[Data tied to figure images]
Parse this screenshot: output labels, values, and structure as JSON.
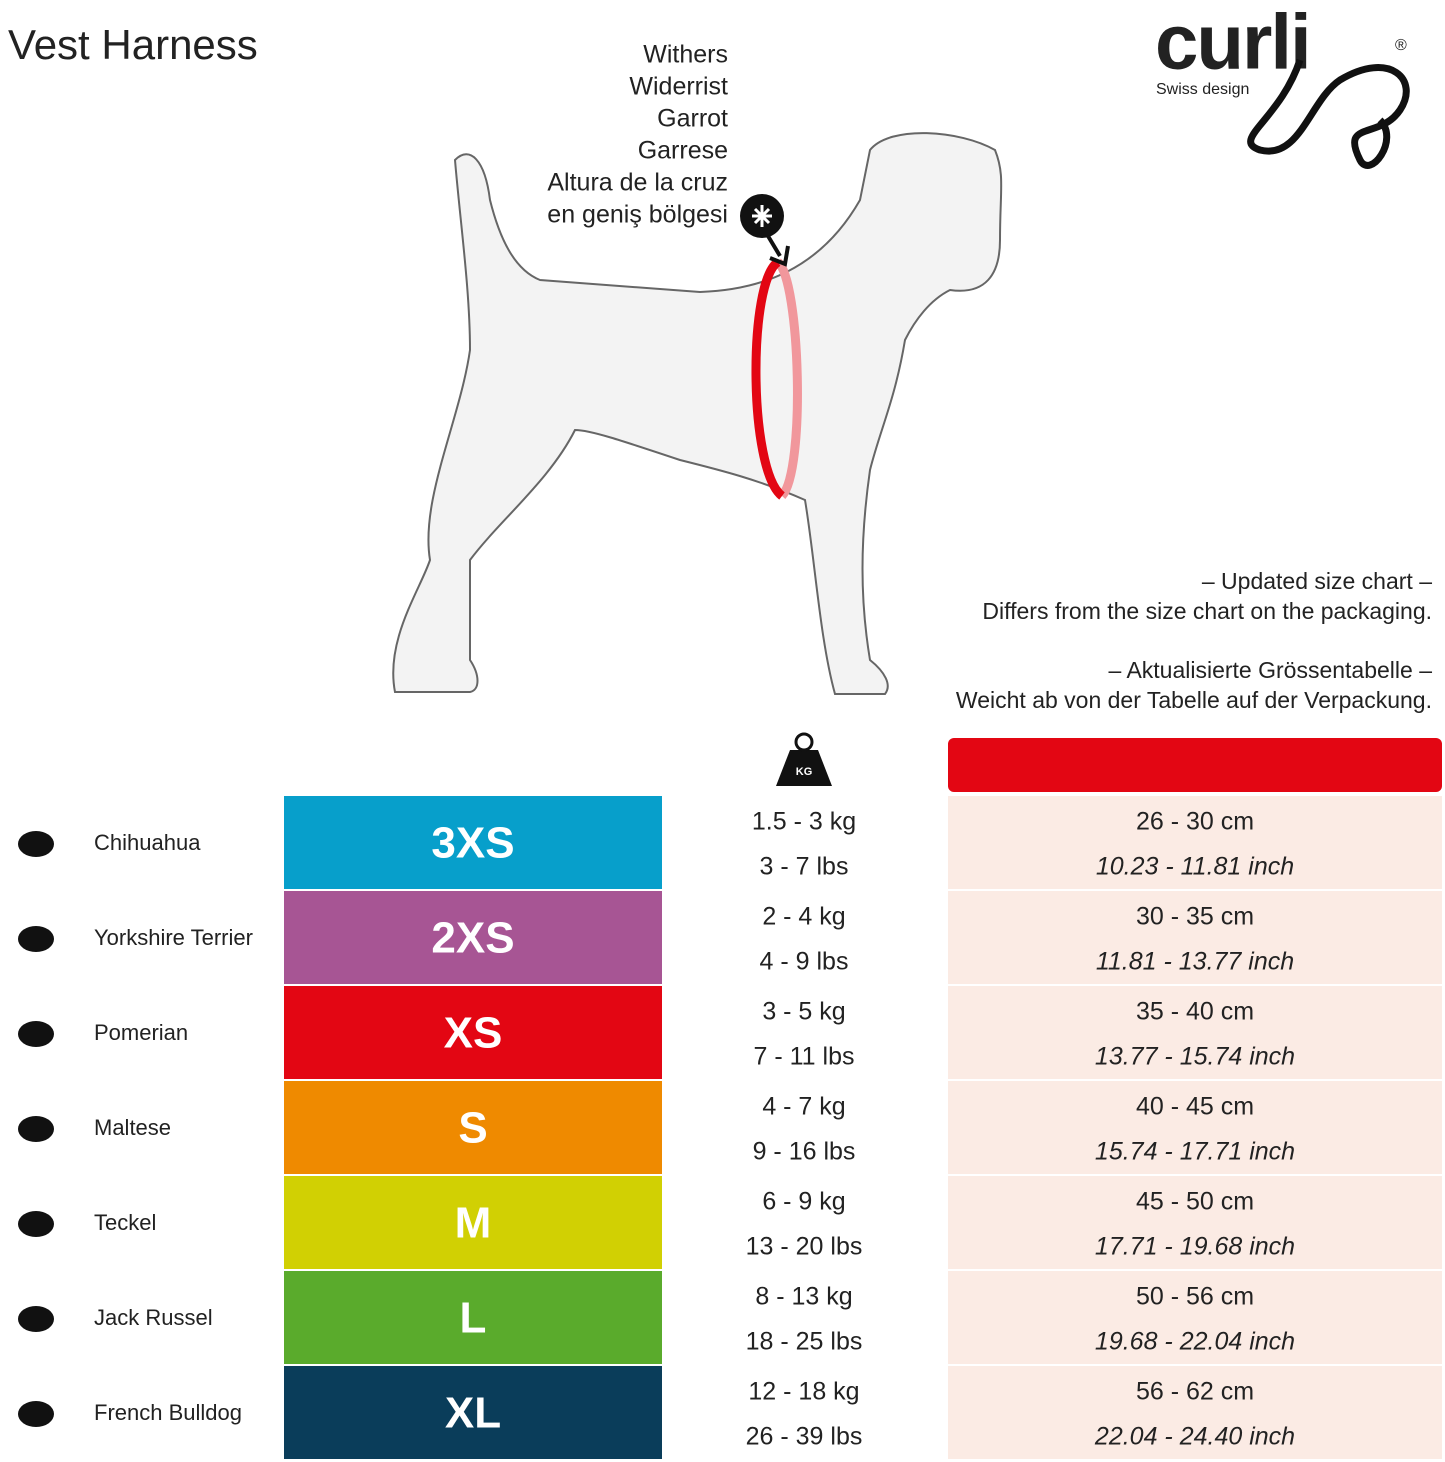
{
  "header": {
    "title": "Vest Harness",
    "logo": {
      "name": "curli",
      "registered": "®",
      "tagline": "Swiss design"
    }
  },
  "withers_labels": [
    "Withers",
    "Widerrist",
    "Garrot",
    "Garrese",
    "Altura de la cruz",
    "en geniş bölgesi"
  ],
  "notes": [
    "– Updated size chart –",
    "Differs from the size chart on the packaging.",
    "– Aktualisierte Grössentabelle –",
    "Weicht ab von der Tabelle auf der Verpackung."
  ],
  "weight_icon_label": "KG",
  "table": {
    "rows": [
      {
        "breed": "Chihuahua",
        "size": "3XS",
        "color": "#079fcb",
        "kg": "1.5 - 3 kg",
        "lbs": "3 - 7 lbs",
        "cm": "26 - 30 cm",
        "inch": "10.23 - 11.81 inch"
      },
      {
        "breed": "Yorkshire Terrier",
        "size": "2XS",
        "color": "#a75594",
        "kg": "2 - 4 kg",
        "lbs": "4 - 9 lbs",
        "cm": "30 - 35 cm",
        "inch": "11.81 - 13.77 inch"
      },
      {
        "breed": "Pomerian",
        "size": "XS",
        "color": "#e30613",
        "kg": "3 - 5 kg",
        "lbs": "7 - 11 lbs",
        "cm": "35 - 40 cm",
        "inch": "13.77 - 15.74 inch"
      },
      {
        "breed": "Maltese",
        "size": "S",
        "color": "#ef8a00",
        "kg": "4 - 7 kg",
        "lbs": "9 - 16 lbs",
        "cm": "40 - 45 cm",
        "inch": "15.74 - 17.71 inch"
      },
      {
        "breed": "Teckel",
        "size": "M",
        "color": "#d1d003",
        "kg": "6 - 9 kg",
        "lbs": "13 - 20 lbs",
        "cm": "45 - 50 cm",
        "inch": "17.71 - 19.68 inch"
      },
      {
        "breed": "Jack Russel",
        "size": "L",
        "color": "#5aab2c",
        "kg": "8 - 13 kg",
        "lbs": "18 - 25 lbs",
        "cm": "50 - 56 cm",
        "inch": "19.68 - 22.04 inch"
      },
      {
        "breed": "French Bulldog",
        "size": "XL",
        "color": "#0a3d5a",
        "kg": "12 - 18 kg",
        "lbs": "26 - 39 lbs",
        "cm": "56 - 62 cm",
        "inch": "22.04 - 24.40 inch"
      }
    ]
  }
}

__Written instruction__
Leave out the pictures and print every line of the data exactly.

__Reply to the task__
Parse this screenshot: output labels, values, and structure as JSON.
{
  "header": {
    "title": "Vest Harness",
    "logo": {
      "name": "curli",
      "registered": "®",
      "tagline": "Swiss design"
    }
  },
  "withers_labels": [
    "Withers",
    "Widerrist",
    "Garrot",
    "Garrese",
    "Altura de la cruz",
    "en geniş bölgesi"
  ],
  "notes": [
    "– Updated size chart –",
    "Differs from the size chart on the packaging.",
    "– Aktualisierte Grössentabelle –",
    "Weicht ab von der Tabelle auf der Verpackung."
  ],
  "weight_icon_label": "KG",
  "table": {
    "rows": [
      {
        "breed": "Chihuahua",
        "size": "3XS",
        "color": "#079fcb",
        "kg": "1.5 - 3 kg",
        "lbs": "3 - 7 lbs",
        "cm": "26 - 30 cm",
        "inch": "10.23 - 11.81 inch"
      },
      {
        "breed": "Yorkshire Terrier",
        "size": "2XS",
        "color": "#a75594",
        "kg": "2 - 4 kg",
        "lbs": "4 - 9 lbs",
        "cm": "30 - 35 cm",
        "inch": "11.81 - 13.77 inch"
      },
      {
        "breed": "Pomerian",
        "size": "XS",
        "color": "#e30613",
        "kg": "3 - 5 kg",
        "lbs": "7 - 11 lbs",
        "cm": "35 - 40 cm",
        "inch": "13.77 - 15.74 inch"
      },
      {
        "breed": "Maltese",
        "size": "S",
        "color": "#ef8a00",
        "kg": "4 - 7 kg",
        "lbs": "9 - 16 lbs",
        "cm": "40 - 45 cm",
        "inch": "15.74 - 17.71 inch"
      },
      {
        "breed": "Teckel",
        "size": "M",
        "color": "#d1d003",
        "kg": "6 - 9 kg",
        "lbs": "13 - 20 lbs",
        "cm": "45 - 50 cm",
        "inch": "17.71 - 19.68 inch"
      },
      {
        "breed": "Jack Russel",
        "size": "L",
        "color": "#5aab2c",
        "kg": "8 - 13 kg",
        "lbs": "18 - 25 lbs",
        "cm": "50 - 56 cm",
        "inch": "19.68 - 22.04 inch"
      },
      {
        "breed": "French Bulldog",
        "size": "XL",
        "color": "#0a3d5a",
        "kg": "12 - 18 kg",
        "lbs": "26 - 39 lbs",
        "cm": "56 - 62 cm",
        "inch": "22.04 - 24.40 inch"
      }
    ]
  }
}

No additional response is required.